» Requirements
Locate each line in the records containing "Sync". Copy it.

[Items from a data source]
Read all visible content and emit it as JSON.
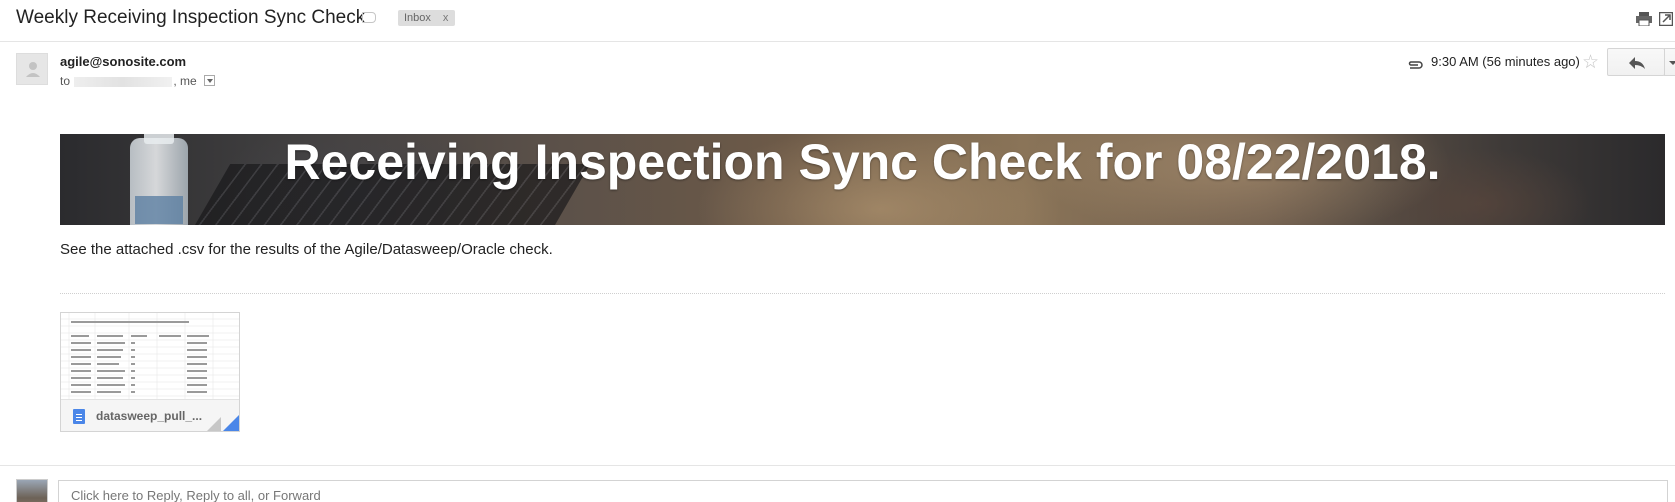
{
  "subject": {
    "title": "Weekly Receiving Inspection Sync Check",
    "label_chip": "Inbox",
    "label_remove": "x"
  },
  "message": {
    "sender": "agile@sonosite.com",
    "to_prefix": "to",
    "to_suffix": ", me",
    "timestamp": "9:30 AM (56 minutes ago)"
  },
  "banner": {
    "title": "Receiving Inspection Sync Check for 08/22/2018."
  },
  "body": {
    "text": "See the attached .csv for the results of the Agile/Datasweep/Oracle check."
  },
  "attachment": {
    "filename": "datasweep_pull_...",
    "icon": "spreadsheet-file-icon"
  },
  "reply": {
    "placeholder": "Click here to Reply, Reply to all, or Forward"
  },
  "icons": {
    "label": "label-tag-icon",
    "print": "print-icon",
    "new_window": "new-window-icon",
    "paperclip": "paperclip-icon",
    "star": "star-icon",
    "reply": "reply-arrow-icon",
    "more": "chevron-down-icon"
  },
  "colors": {
    "accent_blue": "#4a86e8",
    "chip_bg": "#dddddd",
    "banner_text": "#ffffff"
  }
}
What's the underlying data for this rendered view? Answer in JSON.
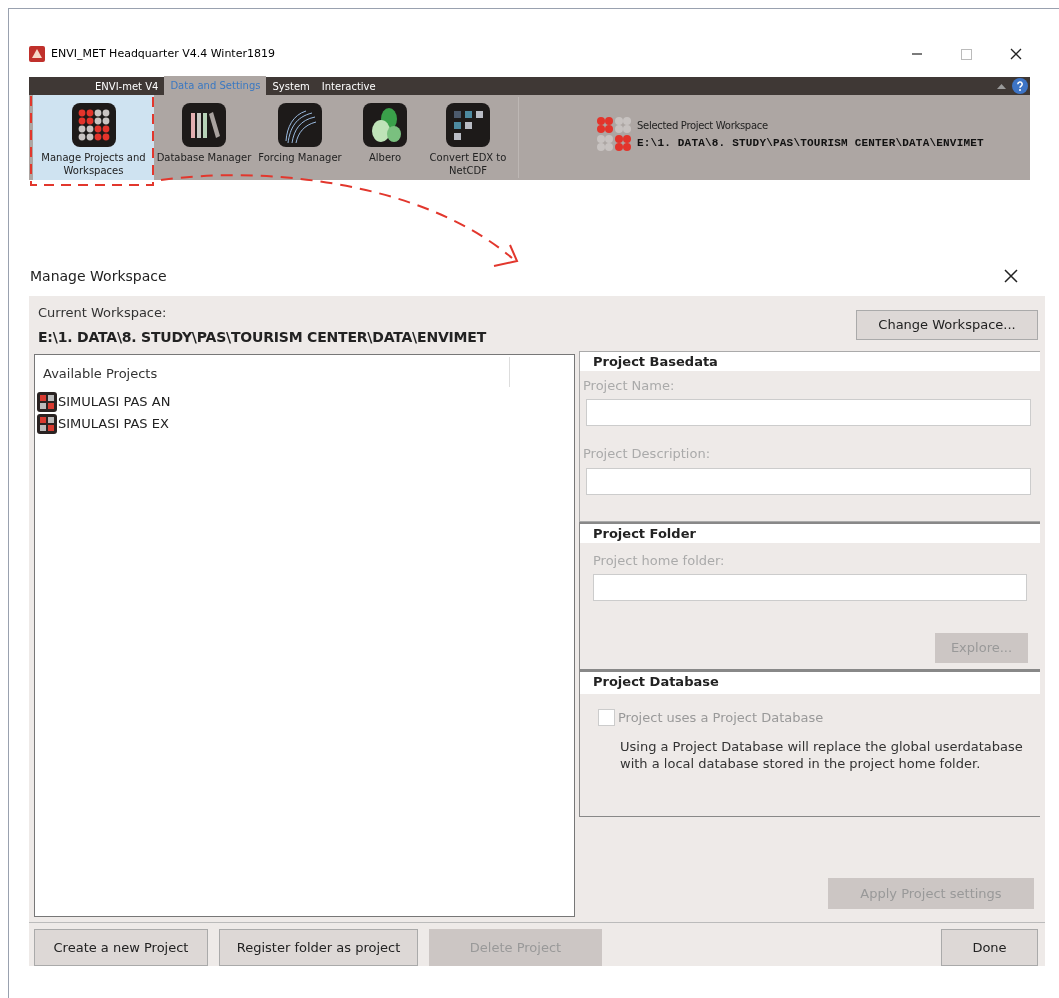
{
  "window": {
    "title": "ENVI_MET Headquarter V4.4 Winter1819"
  },
  "tabs": [
    {
      "label": "ENVI-met V4",
      "selected": false
    },
    {
      "label": "Data and Settings",
      "selected": true
    },
    {
      "label": "System",
      "selected": false
    },
    {
      "label": "Interactive",
      "selected": false
    }
  ],
  "ribbon_buttons": [
    {
      "label": "Manage Projects and Workspaces",
      "kind": "projects",
      "selected": true
    },
    {
      "label": "Database Manager",
      "kind": "database",
      "selected": false
    },
    {
      "label": "Forcing Manager",
      "kind": "forcing",
      "selected": false
    },
    {
      "label": "Albero",
      "kind": "albero",
      "selected": false
    },
    {
      "label": "Convert EDX to NetCDF",
      "kind": "convert",
      "selected": false
    }
  ],
  "selected_workspace": {
    "label": "Selected Project Workspace",
    "path": "E:\\1. DATA\\8. STUDY\\PAS\\TOURISM CENTER\\DATA\\ENVIMET"
  },
  "dialog": {
    "title": "Manage Workspace",
    "current_workspace_label": "Current Workspace:",
    "current_workspace_path": "E:\\1. DATA\\8. STUDY\\PAS\\TOURISM CENTER\\DATA\\ENVIMET",
    "change_button": "Change Workspace...",
    "projects_header": "Available Projects",
    "projects": [
      "SIMULASI PAS AN",
      "SIMULASI PAS EX"
    ],
    "basedata": {
      "header": "Project Basedata",
      "name_label": "Project Name:",
      "description_label": "Project Description:"
    },
    "folder": {
      "header": "Project Folder",
      "home_label": "Project home folder:",
      "explore_button": {
        "label": "Explore...",
        "disabled": true
      }
    },
    "database": {
      "header": "Project Database",
      "checkbox": {
        "label": "Project uses a Project Database",
        "checked": false,
        "disabled": true
      },
      "note": "Using a Project Database will replace the global userdatabase with a local database stored in the project home folder."
    },
    "apply_button": {
      "label": "Apply Project settings",
      "disabled": true
    },
    "buttons": [
      {
        "label": "Create a new Project",
        "disabled": false
      },
      {
        "label": "Register folder as project",
        "disabled": false
      },
      {
        "label": "Delete Project",
        "disabled": true
      }
    ],
    "done_button": {
      "label": "Done",
      "disabled": false
    }
  }
}
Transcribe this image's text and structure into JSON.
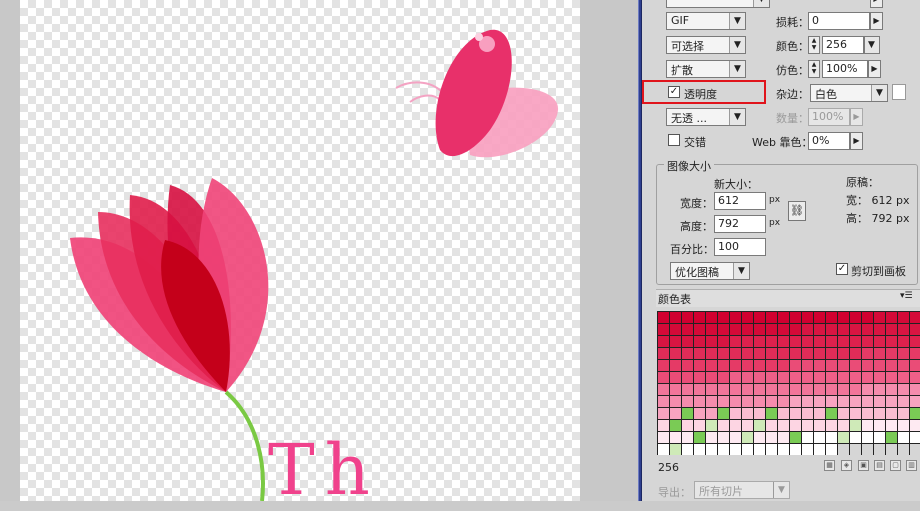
{
  "canvas": {
    "artwork_text": "Th",
    "colors": {
      "petal_dark": "#c4001a",
      "petal_mid": "#e2123f",
      "petal_light": "#f04478",
      "stem": "#7ac943",
      "text_pink": "#f0428c",
      "wing": "#e8306a",
      "wing_light": "#f89fbf"
    }
  },
  "settings": {
    "preset_cut_label": "",
    "format": "GIF",
    "loss_label": "损耗：",
    "loss_value": "0",
    "selective_label": "可选择",
    "colors_label": "颜色：",
    "colors_value": "256",
    "diffusion_label": "扩散",
    "dither_label": "仿色：",
    "dither_value": "100%",
    "transparency_label": "透明度",
    "transparency_checked": "✓",
    "matte_label": "杂边：",
    "matte_value": "白色",
    "no_transparency_dither": "无透 ...",
    "amount_label": "数量：",
    "amount_value": "100%",
    "interlaced_label": "交错",
    "web_snap_label": "Web 靠色：",
    "web_snap_value": "0%"
  },
  "image_size": {
    "group_title": "图像大小",
    "new_size_label": "新大小：",
    "width_label": "宽度：",
    "width_value": "612",
    "height_label": "高度：",
    "height_value": "792",
    "unit": "px",
    "percent_label": "百分比：",
    "percent_value": "100",
    "quality": "优化图稿",
    "original_label": "原稿：",
    "original_width": "宽： 612 px",
    "original_height": "高： 792 px",
    "clip_label": "剪切到画板",
    "clip_checked": "✓"
  },
  "color_table": {
    "title": "颜色表",
    "menu_icon": "▾☰",
    "count": "256",
    "export_label": "导出：",
    "export_value": "所有切片",
    "palette": [
      "#d00030",
      "#d40a38",
      "#d81542",
      "#dd214d",
      "#e12c58",
      "#e53a66",
      "#ea4c77",
      "#ee5f88",
      "#f2759a",
      "#f58cad",
      "#f8a4c0",
      "#fbbdd2",
      "#fdd5e3",
      "#feeaf2",
      "#ffffff"
    ],
    "accents": {
      "green": "#7acb55",
      "pale_green": "#cfeab8"
    }
  }
}
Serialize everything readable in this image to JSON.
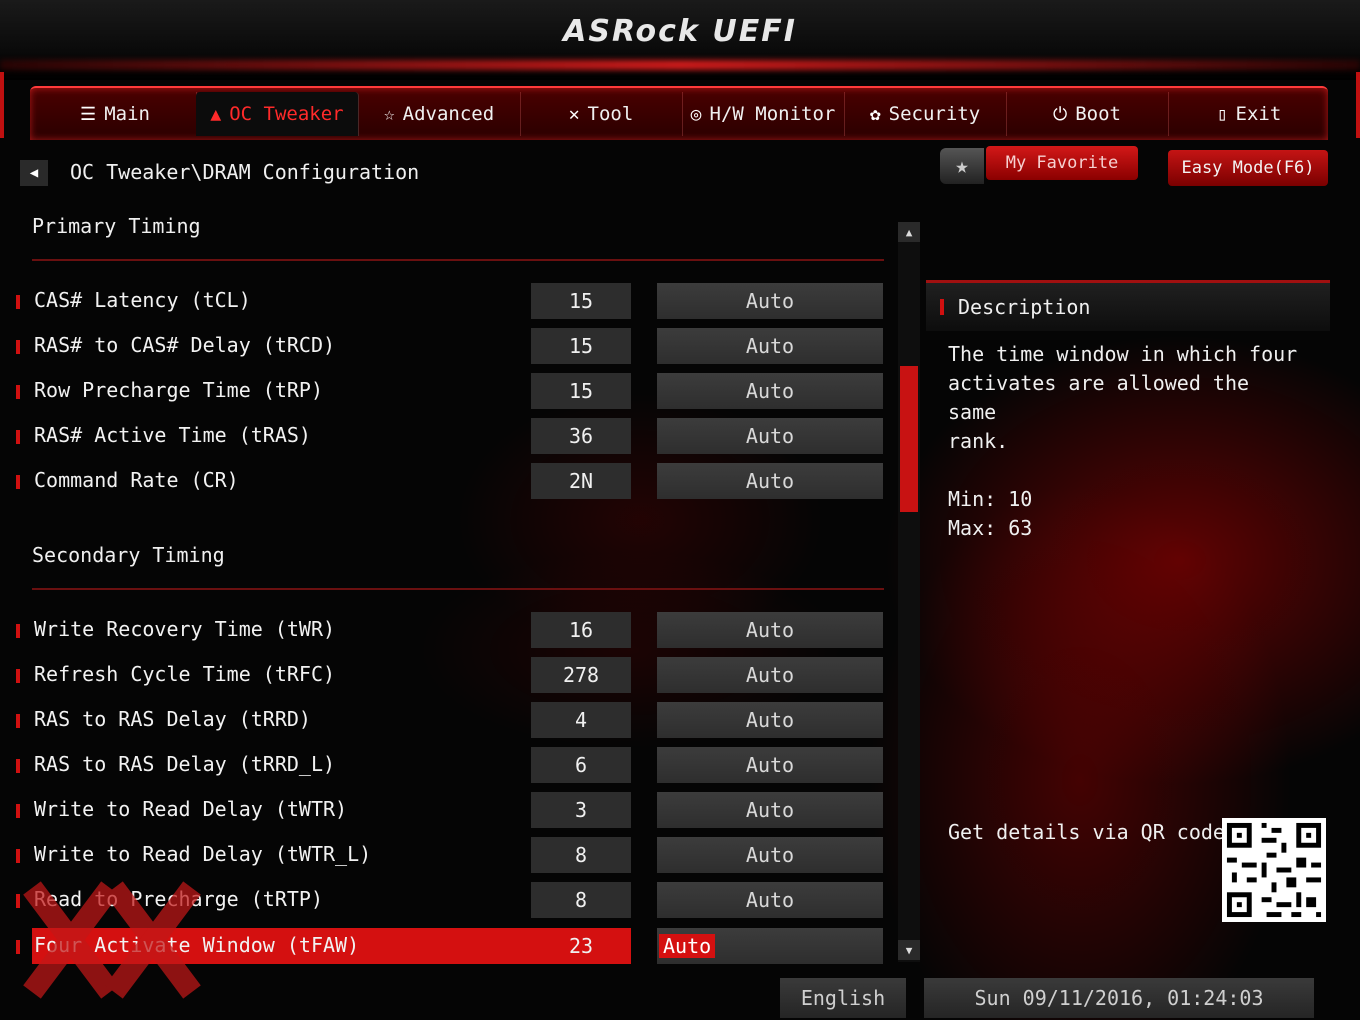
{
  "app": {
    "title": "ASRock UEFI"
  },
  "tabs": [
    {
      "label": "Main",
      "icon": "list-icon",
      "active": false
    },
    {
      "label": "OC Tweaker",
      "icon": "flame-icon",
      "active": true
    },
    {
      "label": "Advanced",
      "icon": "star-icon",
      "active": false
    },
    {
      "label": "Tool",
      "icon": "tools-icon",
      "active": false
    },
    {
      "label": "H/W Monitor",
      "icon": "monitor-icon",
      "active": false
    },
    {
      "label": "Security",
      "icon": "shield-icon",
      "active": false
    },
    {
      "label": "Boot",
      "icon": "power-icon",
      "active": false
    },
    {
      "label": "Exit",
      "icon": "exit-icon",
      "active": false
    }
  ],
  "breadcrumb": {
    "path": "OC Tweaker\\DRAM Configuration"
  },
  "toolbar": {
    "favorite_label": "My Favorite",
    "easy_mode_label": "Easy Mode(F6)"
  },
  "primary": {
    "title": "Primary Timing",
    "rows": [
      {
        "label": "CAS# Latency (tCL)",
        "value": "15",
        "setting": "Auto"
      },
      {
        "label": "RAS# to CAS# Delay (tRCD)",
        "value": "15",
        "setting": "Auto"
      },
      {
        "label": "Row Precharge Time (tRP)",
        "value": "15",
        "setting": "Auto"
      },
      {
        "label": "RAS# Active Time (tRAS)",
        "value": "36",
        "setting": "Auto"
      },
      {
        "label": "Command Rate (CR)",
        "value": "2N",
        "setting": "Auto"
      }
    ]
  },
  "secondary": {
    "title": "Secondary Timing",
    "rows": [
      {
        "label": "Write Recovery Time (tWR)",
        "value": "16",
        "setting": "Auto"
      },
      {
        "label": "Refresh Cycle Time (tRFC)",
        "value": "278",
        "setting": "Auto"
      },
      {
        "label": "RAS to RAS Delay (tRRD)",
        "value": "4",
        "setting": "Auto"
      },
      {
        "label": "RAS to RAS Delay (tRRD_L)",
        "value": "6",
        "setting": "Auto"
      },
      {
        "label": "Write to Read Delay (tWTR)",
        "value": "3",
        "setting": "Auto"
      },
      {
        "label": "Write to Read Delay (tWTR_L)",
        "value": "8",
        "setting": "Auto"
      },
      {
        "label": "Read to Precharge (tRTP)",
        "value": "8",
        "setting": "Auto"
      },
      {
        "label": "Four Activate Window (tFAW)",
        "value": "23",
        "setting": "Auto",
        "selected": true
      }
    ]
  },
  "description": {
    "title": "Description",
    "lines": [
      "The time window in which four",
      "activates are allowed the same",
      "rank."
    ],
    "min": "Min: 10",
    "max": "Max: 63",
    "qr_label": "Get details via QR code"
  },
  "footer": {
    "language": "English",
    "datetime": "Sun 09/11/2016, 01:24:03"
  },
  "colors": {
    "accent": "#d41010",
    "panel": "#2d2d2d",
    "background": "#050505"
  }
}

» Task output
    "title": "Weekly Receiving Inspection Sync Check",
    "title": "Receiving Inspection Sync Check for 08/22/2018."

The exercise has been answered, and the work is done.